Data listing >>
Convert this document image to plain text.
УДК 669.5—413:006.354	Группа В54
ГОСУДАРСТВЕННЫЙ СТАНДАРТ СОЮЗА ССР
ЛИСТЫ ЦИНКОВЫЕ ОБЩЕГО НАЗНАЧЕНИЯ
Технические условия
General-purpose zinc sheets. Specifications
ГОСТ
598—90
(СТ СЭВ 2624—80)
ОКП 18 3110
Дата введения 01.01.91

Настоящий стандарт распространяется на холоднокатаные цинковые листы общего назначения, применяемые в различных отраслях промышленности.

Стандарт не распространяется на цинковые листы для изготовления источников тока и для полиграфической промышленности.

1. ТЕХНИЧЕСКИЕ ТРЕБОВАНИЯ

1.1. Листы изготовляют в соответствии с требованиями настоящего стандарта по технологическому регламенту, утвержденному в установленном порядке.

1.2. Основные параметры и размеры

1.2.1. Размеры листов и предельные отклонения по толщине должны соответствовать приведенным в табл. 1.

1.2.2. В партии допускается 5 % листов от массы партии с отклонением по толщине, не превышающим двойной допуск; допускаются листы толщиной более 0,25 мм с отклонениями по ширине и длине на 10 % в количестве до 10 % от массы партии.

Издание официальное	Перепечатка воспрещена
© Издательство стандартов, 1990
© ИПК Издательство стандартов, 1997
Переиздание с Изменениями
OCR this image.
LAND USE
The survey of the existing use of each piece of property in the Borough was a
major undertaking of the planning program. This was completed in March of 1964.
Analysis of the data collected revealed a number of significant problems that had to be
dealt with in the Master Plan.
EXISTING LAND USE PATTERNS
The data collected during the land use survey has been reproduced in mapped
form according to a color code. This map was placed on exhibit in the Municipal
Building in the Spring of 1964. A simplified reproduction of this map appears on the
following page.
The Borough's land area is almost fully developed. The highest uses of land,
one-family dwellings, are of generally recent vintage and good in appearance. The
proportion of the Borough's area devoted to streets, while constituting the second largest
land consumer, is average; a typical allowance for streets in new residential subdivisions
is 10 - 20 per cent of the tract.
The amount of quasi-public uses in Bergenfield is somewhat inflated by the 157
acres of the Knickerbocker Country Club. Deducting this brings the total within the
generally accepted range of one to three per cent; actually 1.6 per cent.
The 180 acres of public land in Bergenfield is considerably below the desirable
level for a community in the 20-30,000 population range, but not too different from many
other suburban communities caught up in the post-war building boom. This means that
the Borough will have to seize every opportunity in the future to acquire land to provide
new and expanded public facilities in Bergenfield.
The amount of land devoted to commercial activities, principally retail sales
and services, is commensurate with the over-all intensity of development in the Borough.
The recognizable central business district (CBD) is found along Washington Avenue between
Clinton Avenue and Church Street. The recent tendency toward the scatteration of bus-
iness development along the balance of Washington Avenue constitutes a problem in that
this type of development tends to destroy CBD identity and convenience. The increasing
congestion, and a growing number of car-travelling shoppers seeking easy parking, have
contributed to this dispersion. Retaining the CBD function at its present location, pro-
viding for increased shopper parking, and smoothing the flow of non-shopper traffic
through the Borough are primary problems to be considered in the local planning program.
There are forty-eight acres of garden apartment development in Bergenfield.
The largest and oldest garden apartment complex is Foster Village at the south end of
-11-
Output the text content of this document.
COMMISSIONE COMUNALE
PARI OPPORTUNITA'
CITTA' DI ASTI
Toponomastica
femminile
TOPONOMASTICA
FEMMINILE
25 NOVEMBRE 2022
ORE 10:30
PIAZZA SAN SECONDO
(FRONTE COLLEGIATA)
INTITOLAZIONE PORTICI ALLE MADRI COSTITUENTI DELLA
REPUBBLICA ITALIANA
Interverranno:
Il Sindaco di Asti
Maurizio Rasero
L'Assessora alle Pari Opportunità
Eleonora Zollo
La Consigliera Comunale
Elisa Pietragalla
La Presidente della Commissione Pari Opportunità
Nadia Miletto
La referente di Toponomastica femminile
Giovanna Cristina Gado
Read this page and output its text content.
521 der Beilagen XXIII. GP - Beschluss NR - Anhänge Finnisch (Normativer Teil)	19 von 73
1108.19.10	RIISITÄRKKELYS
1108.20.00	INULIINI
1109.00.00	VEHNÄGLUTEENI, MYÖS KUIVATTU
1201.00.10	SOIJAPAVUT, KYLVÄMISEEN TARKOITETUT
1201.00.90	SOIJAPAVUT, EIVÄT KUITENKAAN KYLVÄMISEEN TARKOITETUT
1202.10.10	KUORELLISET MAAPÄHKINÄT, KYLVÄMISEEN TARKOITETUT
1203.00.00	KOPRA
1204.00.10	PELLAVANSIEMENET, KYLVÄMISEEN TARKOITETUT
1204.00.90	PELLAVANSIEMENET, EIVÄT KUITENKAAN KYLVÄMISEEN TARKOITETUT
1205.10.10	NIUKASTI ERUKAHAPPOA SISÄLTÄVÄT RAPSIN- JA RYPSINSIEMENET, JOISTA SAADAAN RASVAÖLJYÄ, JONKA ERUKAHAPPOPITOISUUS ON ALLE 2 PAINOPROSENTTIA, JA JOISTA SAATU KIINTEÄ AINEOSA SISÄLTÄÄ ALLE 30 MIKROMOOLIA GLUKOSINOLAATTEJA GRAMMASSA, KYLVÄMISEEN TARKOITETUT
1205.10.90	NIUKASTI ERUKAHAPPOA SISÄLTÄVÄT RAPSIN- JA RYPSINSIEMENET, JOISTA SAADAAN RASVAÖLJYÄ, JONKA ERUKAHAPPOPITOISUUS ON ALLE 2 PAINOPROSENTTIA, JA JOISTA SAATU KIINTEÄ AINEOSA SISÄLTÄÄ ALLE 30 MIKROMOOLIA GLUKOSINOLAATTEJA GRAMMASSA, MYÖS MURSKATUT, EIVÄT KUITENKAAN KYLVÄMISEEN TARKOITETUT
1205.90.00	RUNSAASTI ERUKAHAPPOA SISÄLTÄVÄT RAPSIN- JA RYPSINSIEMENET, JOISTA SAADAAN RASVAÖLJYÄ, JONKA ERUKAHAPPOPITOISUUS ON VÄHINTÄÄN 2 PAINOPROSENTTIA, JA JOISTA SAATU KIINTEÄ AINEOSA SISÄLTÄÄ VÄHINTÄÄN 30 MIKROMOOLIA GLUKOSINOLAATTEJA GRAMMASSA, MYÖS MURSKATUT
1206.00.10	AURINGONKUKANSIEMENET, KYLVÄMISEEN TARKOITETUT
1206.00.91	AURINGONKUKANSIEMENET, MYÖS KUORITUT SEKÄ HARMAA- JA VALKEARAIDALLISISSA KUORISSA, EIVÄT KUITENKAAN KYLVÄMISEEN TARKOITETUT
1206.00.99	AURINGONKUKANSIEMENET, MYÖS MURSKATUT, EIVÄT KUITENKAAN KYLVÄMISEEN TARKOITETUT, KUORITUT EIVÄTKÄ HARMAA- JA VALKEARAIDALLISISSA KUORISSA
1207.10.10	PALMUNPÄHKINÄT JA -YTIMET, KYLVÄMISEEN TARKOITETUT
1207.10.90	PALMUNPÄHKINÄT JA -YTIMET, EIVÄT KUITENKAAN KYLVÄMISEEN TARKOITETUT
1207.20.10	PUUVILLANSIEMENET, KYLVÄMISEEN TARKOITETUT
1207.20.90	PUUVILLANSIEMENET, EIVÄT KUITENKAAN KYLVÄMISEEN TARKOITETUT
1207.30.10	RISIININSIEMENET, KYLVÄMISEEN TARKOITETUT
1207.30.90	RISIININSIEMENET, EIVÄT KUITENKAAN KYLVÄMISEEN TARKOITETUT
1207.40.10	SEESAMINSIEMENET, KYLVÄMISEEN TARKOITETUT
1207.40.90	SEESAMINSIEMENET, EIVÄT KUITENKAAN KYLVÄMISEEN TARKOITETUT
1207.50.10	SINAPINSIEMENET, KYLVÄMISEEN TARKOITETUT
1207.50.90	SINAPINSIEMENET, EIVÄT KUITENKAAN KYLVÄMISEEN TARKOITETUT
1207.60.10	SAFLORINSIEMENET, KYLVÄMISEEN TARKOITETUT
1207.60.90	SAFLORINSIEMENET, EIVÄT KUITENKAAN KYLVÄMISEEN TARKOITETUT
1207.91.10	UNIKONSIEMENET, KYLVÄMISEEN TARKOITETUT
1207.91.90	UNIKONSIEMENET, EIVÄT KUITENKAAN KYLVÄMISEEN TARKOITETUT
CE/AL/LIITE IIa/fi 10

What is being asked >> Provide only the count of lines in the material above that hold the word "page".

Problem solution >> 2